→ **YOUR INSTRUCTIONS**
In the records below, pick out all lines containing the word "cerebrali".

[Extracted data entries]
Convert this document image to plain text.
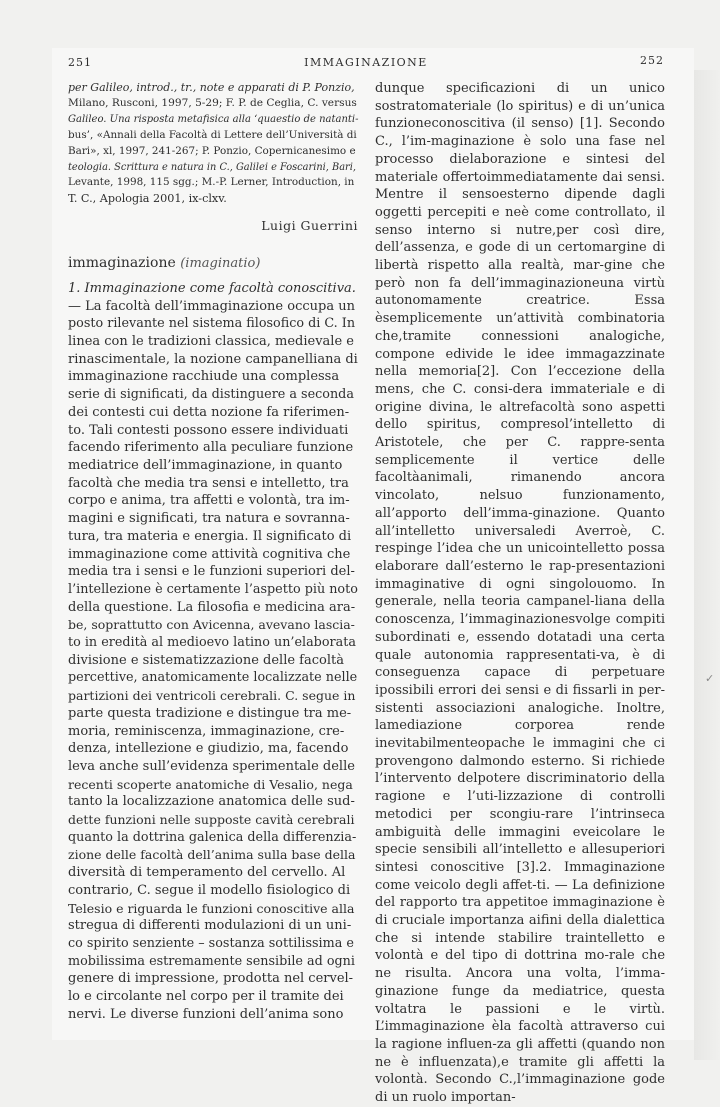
251	IMMAGINAZIONE	252
per Galileo, introd., tr., note e apparati di P. Ponzio,
Milano, Rusconi, 1997, 5-29; F. P. de Ceglia, C. versus
Galileo. Una risposta metafisica alla ‘quaestio de natanti-
bus’, «Annali della Facoltà di Lettere dell’Università di
Bari», xl, 1997, 241-267; P. Ponzio, Copernicanesimo e
teologia. Scrittura e natura in C., Galilei e Foscarini, Bari,
Levante, 1998, 115 sgg.; M.-P. Lerner, Introduction, in
T. C., Apologia 2001, ix-clxv.
Luigi Guerrini
immaginazione (imaginatio)
1. Immaginazione come facoltà conoscitiva.
— La facoltà dell’immaginazione occupa un
posto rilevante nel sistema filosofico di C. In
linea con le tradizioni classica, medievale e
rinascimentale, la nozione campanelliana di
immaginazione racchiude una complessa
serie di significati, da distinguere a seconda
dei contesti cui detta nozione fa riferimen-
to. Tali contesti possono essere individuati
facendo riferimento alla peculiare funzione
mediatrice dell’immaginazione, in quanto
facoltà che media tra sensi e intelletto, tra
corpo e anima, tra affetti e volontà, tra im-
magini e significati, tra natura e sovranna-
tura, tra materia e energia. Il significato di
immaginazione come attività cognitiva che
media tra i sensi e le funzioni superiori del-
l’intellezione è certamente l’aspetto più noto
della questione. La filosofia e medicina ara-
be, soprattutto con Avicenna, avevano lascia-
to in eredità al medioevo latino un’elaborata
divisione e sistematizzazione delle facoltà
percettive, anatomicamente localizzate nelle
partizioni dei ventricoli cerebrali. C. segue in
parte questa tradizione e distingue tra me-
moria, reminiscenza, immaginazione, cre-
denza, intellezione e giudizio, ma, facendo
leva anche sull’evidenza sperimentale delle
recenti scoperte anatomiche di Vesalio, nega
tanto la localizzazione anatomica delle sud-
dette funzioni nelle supposte cavità cerebrali
quanto la dottrina galenica della differenzia-
zione delle facoltà dell’anima sulla base della
diversità di temperamento del cervello. Al
contrario, C. segue il modello fisiologico di
Telesio e riguarda le funzioni conoscitive alla
stregua di differenti modulazioni di un uni-
co spirito senziente – sostanza sottilissima e
mobilissima estremamente sensibile ad ogni
genere di impressione, prodotta nel cervel-
lo e circolante nel corpo per il tramite dei
nervi. Le diverse funzioni dell’anima sono
dunque specificazioni di un unico sostratomateriale (lo spiritus) e di un’unica funzioneconoscitiva (il senso) [1]. Secondo C., l’im-maginazione è solo una fase nel processo dielaborazione e sintesi del materiale offertoimmediatamente dai sensi. Mentre il sensoesterno dipende dagli oggetti percepiti e neè come controllato, il senso interno si nutre,per così dire, dell’assenza, e gode di un certomargine di libertà rispetto alla realtà, mar-gine che però non fa dell’immaginazioneuna virtù autonomamente creatrice. Essa èsemplicemente un’attività combinatoria che,tramite connessioni analogiche, compone edivide le idee immagazzinate nella memoria[2]. Con l’eccezione della mens, che C. consi-dera immateriale e di origine divina, le altrefacoltà sono aspetti dello spiritus, compresol’intelletto di Aristotele, che per C. rappre-senta semplicemente il vertice delle facoltàanimali, rimanendo ancora vincolato, nelsuo funzionamento, all’apporto dell’imma-ginazione. Quanto all’intelletto universaledi Averroè, C. respinge l’idea che un unicointelletto possa elaborare dall’esterno le rap-presentazioni immaginative di ogni singolouomo. In generale, nella teoria campanel-liana della conoscenza, l’immaginazionesvolge compiti subordinati e, essendo dotatadi una certa quale autonomia rappresentati-va, è di conseguenza capace di perpetuare ipossibili errori dei sensi e di fissarli in per-sistenti associazioni analogiche. Inoltre, lamediazione corporea rende inevitabilmenteopache le immagini che ci provengono dalmondo esterno. Si richiede l’intervento delpotere discriminatorio della ragione e l’uti-lizzazione di controlli metodici per scongiu-rare l’intrinseca ambiguità delle immagini eveicolare le specie sensibili all’intelletto e allesuperiori sintesi conoscitive [3].2. Immaginazione come veicolo degli affet-ti. — La definizione del rapporto tra appetitoe immaginazione è di cruciale importanza aifini della dialettica che si intende stabilire traintelletto e volontà e del tipo di dottrina mo-rale che ne risulta. Ancora una volta, l’imma-ginazione funge da mediatrice, questa voltatra le passioni e le virtù. L’immaginazione èla facoltà attraverso cui la ragione influen-za gli affetti (quando non ne è influenzata),e tramite gli affetti la volontà. Secondo C.,l’immaginazione gode di un ruolo importan-
✓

→ **SOLUTION TO THE PROBLEM**
partizioni dei ventricoli cerebrali. C. segue in
dette funzioni nelle supposte cavità cerebrali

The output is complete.